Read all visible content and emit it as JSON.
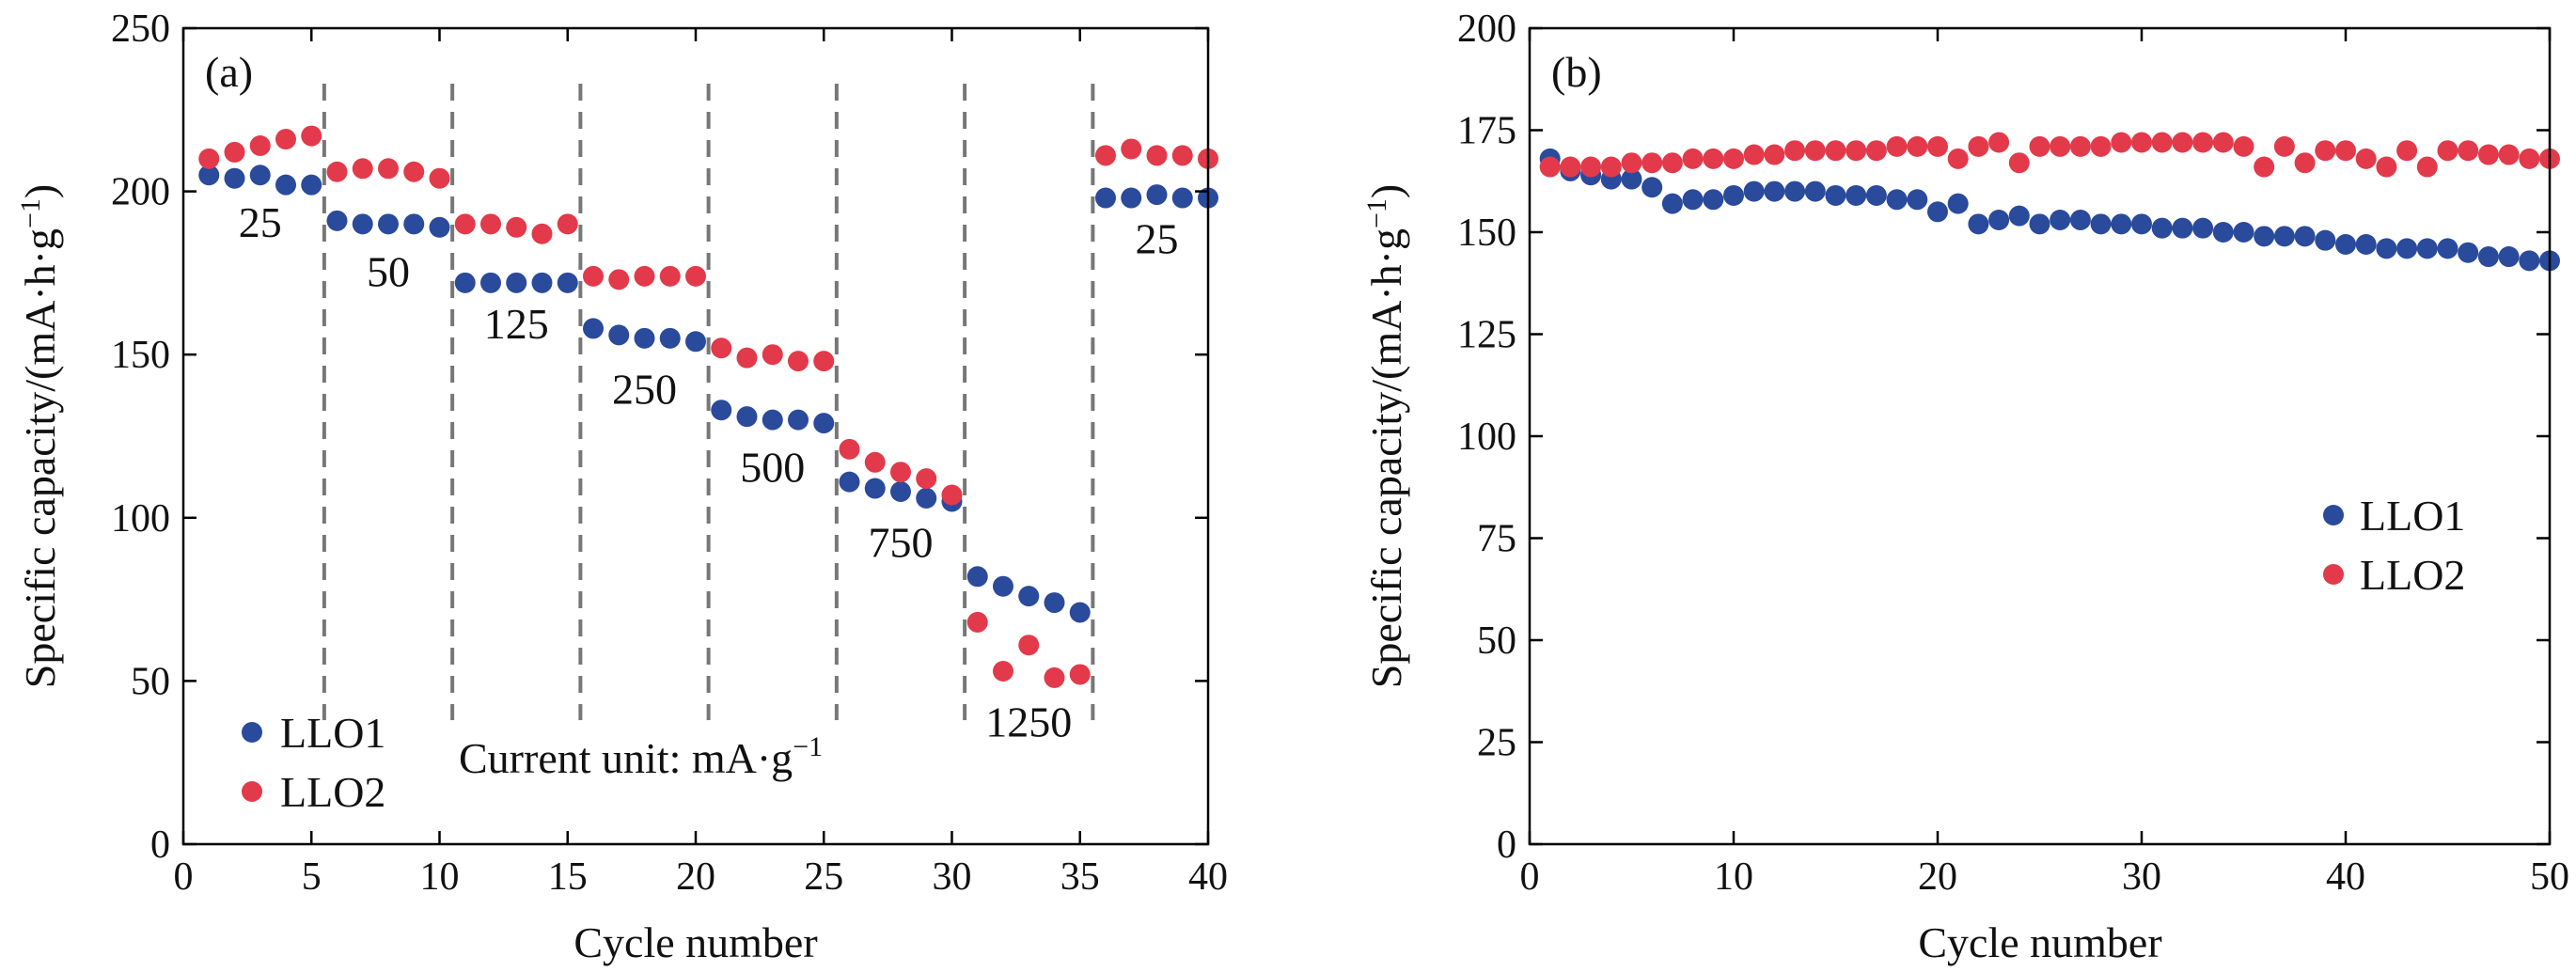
{
  "colors": {
    "LLO1": "#2a4a9c",
    "LLO2": "#e23a4a"
  },
  "chart_data": [
    {
      "type": "scatter",
      "panel_label": "(a)",
      "xlabel": "Cycle number",
      "ylabel": "Specific capacity/(mA·h·g⁻¹)",
      "xlim": [
        0,
        40
      ],
      "ylim": [
        0,
        250
      ],
      "xticks": [
        "0",
        "5",
        "10",
        "15",
        "20",
        "25",
        "30",
        "35",
        "40"
      ],
      "yticks": [
        "0",
        "50",
        "100",
        "150",
        "200",
        "250"
      ],
      "grid": false,
      "legend": "bottom-left",
      "note": "Current unit: mA·g⁻¹",
      "segment_boundaries": [
        5.5,
        10.5,
        15.5,
        20.5,
        25.5,
        30.5,
        35.5
      ],
      "current_labels": [
        {
          "text": "25",
          "x": 3,
          "y": 186
        },
        {
          "text": "50",
          "x": 8,
          "y": 171
        },
        {
          "text": "125",
          "x": 13,
          "y": 155
        },
        {
          "text": "250",
          "x": 18,
          "y": 135
        },
        {
          "text": "500",
          "x": 23,
          "y": 111
        },
        {
          "text": "750",
          "x": 28,
          "y": 88
        },
        {
          "text": "1250",
          "x": 33,
          "y": 33
        },
        {
          "text": "25",
          "x": 38,
          "y": 181
        }
      ],
      "series": [
        {
          "name": "LLO1",
          "x": [
            1,
            2,
            3,
            4,
            5,
            6,
            7,
            8,
            9,
            10,
            11,
            12,
            13,
            14,
            15,
            16,
            17,
            18,
            19,
            20,
            21,
            22,
            23,
            24,
            25,
            26,
            27,
            28,
            29,
            30,
            31,
            32,
            33,
            34,
            35,
            36,
            37,
            38,
            39,
            40
          ],
          "y": [
            205,
            204,
            205,
            202,
            202,
            191,
            190,
            190,
            190,
            189,
            172,
            172,
            172,
            172,
            172,
            158,
            156,
            155,
            155,
            154,
            133,
            131,
            130,
            130,
            129,
            111,
            109,
            108,
            106,
            105,
            82,
            79,
            76,
            74,
            71,
            198,
            198,
            199,
            198,
            198
          ]
        },
        {
          "name": "LLO2",
          "x": [
            1,
            2,
            3,
            4,
            5,
            6,
            7,
            8,
            9,
            10,
            11,
            12,
            13,
            14,
            15,
            16,
            17,
            18,
            19,
            20,
            21,
            22,
            23,
            24,
            25,
            26,
            27,
            28,
            29,
            30,
            31,
            32,
            33,
            34,
            35,
            36,
            37,
            38,
            39,
            40
          ],
          "y": [
            210,
            212,
            214,
            216,
            217,
            206,
            207,
            207,
            206,
            204,
            190,
            190,
            189,
            187,
            190,
            174,
            173,
            174,
            174,
            174,
            152,
            149,
            150,
            148,
            148,
            121,
            117,
            114,
            112,
            107,
            68,
            53,
            61,
            51,
            52,
            211,
            213,
            211,
            211,
            210
          ]
        }
      ]
    },
    {
      "type": "scatter",
      "panel_label": "(b)",
      "xlabel": "Cycle number",
      "ylabel": "Specific capacity/(mA·h·g⁻¹)",
      "xlim": [
        0,
        50
      ],
      "ylim": [
        0,
        200
      ],
      "xticks": [
        "0",
        "10",
        "20",
        "30",
        "40",
        "50"
      ],
      "yticks": [
        "0",
        "25",
        "50",
        "75",
        "100",
        "125",
        "150",
        "175",
        "200"
      ],
      "grid": false,
      "legend": "right",
      "series": [
        {
          "name": "LLO1",
          "x": [
            1,
            2,
            3,
            4,
            5,
            6,
            7,
            8,
            9,
            10,
            11,
            12,
            13,
            14,
            15,
            16,
            17,
            18,
            19,
            20,
            21,
            22,
            23,
            24,
            25,
            26,
            27,
            28,
            29,
            30,
            31,
            32,
            33,
            34,
            35,
            36,
            37,
            38,
            39,
            40,
            41,
            42,
            43,
            44,
            45,
            46,
            47,
            48,
            49,
            50
          ],
          "y": [
            168,
            165,
            164,
            163,
            163,
            161,
            157,
            158,
            158,
            159,
            160,
            160,
            160,
            160,
            159,
            159,
            159,
            158,
            158,
            155,
            157,
            152,
            153,
            154,
            152,
            153,
            153,
            152,
            152,
            152,
            151,
            151,
            151,
            150,
            150,
            149,
            149,
            149,
            148,
            147,
            147,
            146,
            146,
            146,
            146,
            145,
            144,
            144,
            143,
            143
          ]
        },
        {
          "name": "LLO2",
          "x": [
            1,
            2,
            3,
            4,
            5,
            6,
            7,
            8,
            9,
            10,
            11,
            12,
            13,
            14,
            15,
            16,
            17,
            18,
            19,
            20,
            21,
            22,
            23,
            24,
            25,
            26,
            27,
            28,
            29,
            30,
            31,
            32,
            33,
            34,
            35,
            36,
            37,
            38,
            39,
            40,
            41,
            42,
            43,
            44,
            45,
            46,
            47,
            48,
            49,
            50
          ],
          "y": [
            166,
            166,
            166,
            166,
            167,
            167,
            167,
            168,
            168,
            168,
            169,
            169,
            170,
            170,
            170,
            170,
            170,
            171,
            171,
            171,
            168,
            171,
            172,
            167,
            171,
            171,
            171,
            171,
            172,
            172,
            172,
            172,
            172,
            172,
            171,
            166,
            171,
            167,
            170,
            170,
            168,
            166,
            170,
            166,
            170,
            170,
            169,
            169,
            168,
            168
          ]
        }
      ]
    }
  ]
}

******************************

:: Aim ::
Repeat the records above exactly, leaving out the pictures.

:: Output ::
Read all visible content and emit it as JSON.
{
  "colors": {
    "LLO1": "#2a4a9c",
    "LLO2": "#e23a4a"
  },
  "chart_data": [
    {
      "type": "scatter",
      "panel_label": "(a)",
      "xlabel": "Cycle number",
      "ylabel": "Specific capacity/(mA·h·g⁻¹)",
      "xlim": [
        0,
        40
      ],
      "ylim": [
        0,
        250
      ],
      "xticks": [
        "0",
        "5",
        "10",
        "15",
        "20",
        "25",
        "30",
        "35",
        "40"
      ],
      "yticks": [
        "0",
        "50",
        "100",
        "150",
        "200",
        "250"
      ],
      "grid": false,
      "legend": "bottom-left",
      "note": "Current unit: mA·g⁻¹",
      "segment_boundaries": [
        5.5,
        10.5,
        15.5,
        20.5,
        25.5,
        30.5,
        35.5
      ],
      "current_labels": [
        {
          "text": "25",
          "x": 3,
          "y": 186
        },
        {
          "text": "50",
          "x": 8,
          "y": 171
        },
        {
          "text": "125",
          "x": 13,
          "y": 155
        },
        {
          "text": "250",
          "x": 18,
          "y": 135
        },
        {
          "text": "500",
          "x": 23,
          "y": 111
        },
        {
          "text": "750",
          "x": 28,
          "y": 88
        },
        {
          "text": "1250",
          "x": 33,
          "y": 33
        },
        {
          "text": "25",
          "x": 38,
          "y": 181
        }
      ],
      "series": [
        {
          "name": "LLO1",
          "x": [
            1,
            2,
            3,
            4,
            5,
            6,
            7,
            8,
            9,
            10,
            11,
            12,
            13,
            14,
            15,
            16,
            17,
            18,
            19,
            20,
            21,
            22,
            23,
            24,
            25,
            26,
            27,
            28,
            29,
            30,
            31,
            32,
            33,
            34,
            35,
            36,
            37,
            38,
            39,
            40
          ],
          "y": [
            205,
            204,
            205,
            202,
            202,
            191,
            190,
            190,
            190,
            189,
            172,
            172,
            172,
            172,
            172,
            158,
            156,
            155,
            155,
            154,
            133,
            131,
            130,
            130,
            129,
            111,
            109,
            108,
            106,
            105,
            82,
            79,
            76,
            74,
            71,
            198,
            198,
            199,
            198,
            198
          ]
        },
        {
          "name": "LLO2",
          "x": [
            1,
            2,
            3,
            4,
            5,
            6,
            7,
            8,
            9,
            10,
            11,
            12,
            13,
            14,
            15,
            16,
            17,
            18,
            19,
            20,
            21,
            22,
            23,
            24,
            25,
            26,
            27,
            28,
            29,
            30,
            31,
            32,
            33,
            34,
            35,
            36,
            37,
            38,
            39,
            40
          ],
          "y": [
            210,
            212,
            214,
            216,
            217,
            206,
            207,
            207,
            206,
            204,
            190,
            190,
            189,
            187,
            190,
            174,
            173,
            174,
            174,
            174,
            152,
            149,
            150,
            148,
            148,
            121,
            117,
            114,
            112,
            107,
            68,
            53,
            61,
            51,
            52,
            211,
            213,
            211,
            211,
            210
          ]
        }
      ]
    },
    {
      "type": "scatter",
      "panel_label": "(b)",
      "xlabel": "Cycle number",
      "ylabel": "Specific capacity/(mA·h·g⁻¹)",
      "xlim": [
        0,
        50
      ],
      "ylim": [
        0,
        200
      ],
      "xticks": [
        "0",
        "10",
        "20",
        "30",
        "40",
        "50"
      ],
      "yticks": [
        "0",
        "25",
        "50",
        "75",
        "100",
        "125",
        "150",
        "175",
        "200"
      ],
      "grid": false,
      "legend": "right",
      "series": [
        {
          "name": "LLO1",
          "x": [
            1,
            2,
            3,
            4,
            5,
            6,
            7,
            8,
            9,
            10,
            11,
            12,
            13,
            14,
            15,
            16,
            17,
            18,
            19,
            20,
            21,
            22,
            23,
            24,
            25,
            26,
            27,
            28,
            29,
            30,
            31,
            32,
            33,
            34,
            35,
            36,
            37,
            38,
            39,
            40,
            41,
            42,
            43,
            44,
            45,
            46,
            47,
            48,
            49,
            50
          ],
          "y": [
            168,
            165,
            164,
            163,
            163,
            161,
            157,
            158,
            158,
            159,
            160,
            160,
            160,
            160,
            159,
            159,
            159,
            158,
            158,
            155,
            157,
            152,
            153,
            154,
            152,
            153,
            153,
            152,
            152,
            152,
            151,
            151,
            151,
            150,
            150,
            149,
            149,
            149,
            148,
            147,
            147,
            146,
            146,
            146,
            146,
            145,
            144,
            144,
            143,
            143
          ]
        },
        {
          "name": "LLO2",
          "x": [
            1,
            2,
            3,
            4,
            5,
            6,
            7,
            8,
            9,
            10,
            11,
            12,
            13,
            14,
            15,
            16,
            17,
            18,
            19,
            20,
            21,
            22,
            23,
            24,
            25,
            26,
            27,
            28,
            29,
            30,
            31,
            32,
            33,
            34,
            35,
            36,
            37,
            38,
            39,
            40,
            41,
            42,
            43,
            44,
            45,
            46,
            47,
            48,
            49,
            50
          ],
          "y": [
            166,
            166,
            166,
            166,
            167,
            167,
            167,
            168,
            168,
            168,
            169,
            169,
            170,
            170,
            170,
            170,
            170,
            171,
            171,
            171,
            168,
            171,
            172,
            167,
            171,
            171,
            171,
            171,
            172,
            172,
            172,
            172,
            172,
            172,
            171,
            166,
            171,
            167,
            170,
            170,
            168,
            166,
            170,
            166,
            170,
            170,
            169,
            169,
            168,
            168
          ]
        }
      ]
    }
  ]
}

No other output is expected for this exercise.